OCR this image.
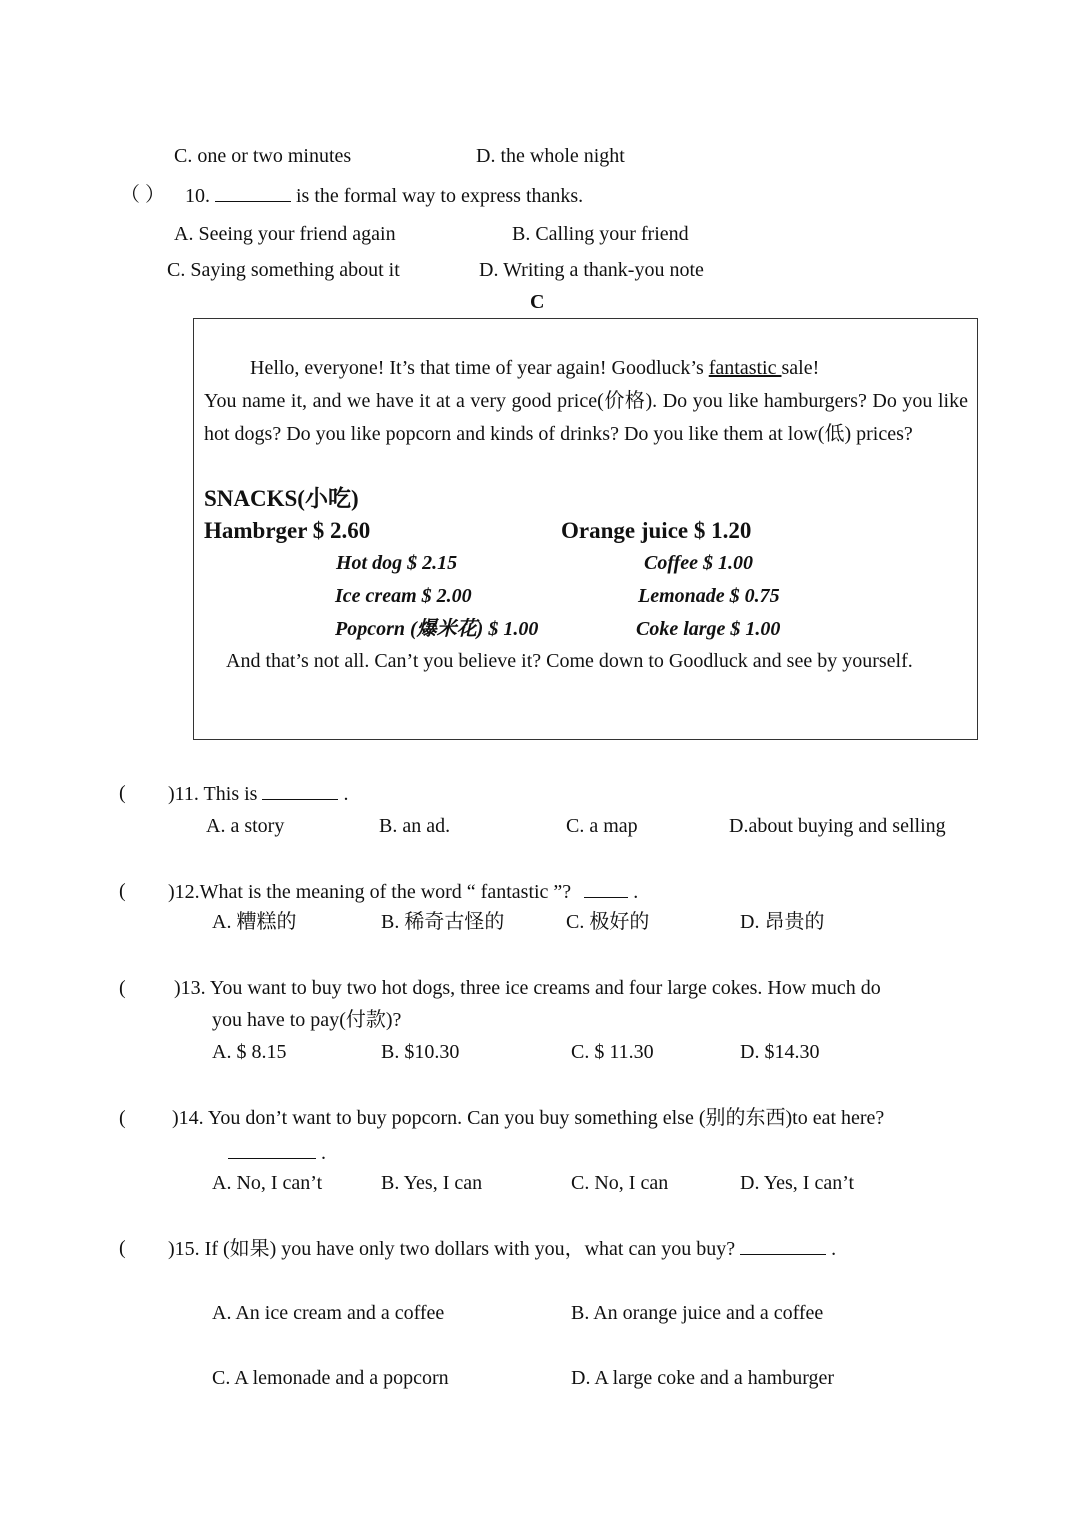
C. one or two minutes	D. the whole night
（ ） 10.	is the formal way to express thanks.
A. Seeing your friend again	B. Calling your friend
C. Saying something about it	D. Writing a thank-you note
C
Hello, everyone! It’s that time of year again! Goodluck’s fantastic sale!
You name it, and we have it at a very good price(价格). Do you like hamburgers? Do you like hot dogs? Do you like popcorn and kinds of drinks? Do you like them at low(低) prices?
SNACKS(小吃)
Hambrger $ 2.60	Orange juice $ 1.20
Hot dog $ 2.15	Coffee $ 1.00
Ice cream $ 2.00	Lemonade $ 0.75
Popcorn (爆米花) $ 1.00	Coke large $ 1.00
And that’s not all. Can’t you believe it? Come down to Goodluck and see by yourself.
( )11. This is	.
A. a story	B. an ad.	C. a map	D.about buying and selling
( )12.What is the meaning of the word “ fantastic ”?	.
A. 糟糕的	B. 稀奇古怪的	C. 极好的	D. 昂贵的
( )13. You want to buy two hot dogs, three ice creams and four large cokes. How much do
you have to pay(付款)?
A. $ 8.15	B. $10.30	C. $ 11.30	D. $14.30
( )14. You don’t want to buy popcorn. Can you buy something else (别的东西)to eat here?
.
A. No, I can’t	B. Yes, I can	C. No, I can	D. Yes, I can’t
( )15. If (如果) you have only two dollars with you，what can you buy?	.
A. An ice cream and a coffee	B. An orange juice and a coffee
C. A lemonade and a popcorn	D. A large coke and a hamburger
----------
# [Goal of the exercise]
Say how many lines contain "fantastic", and give nothing but that number.

# [Task response]
2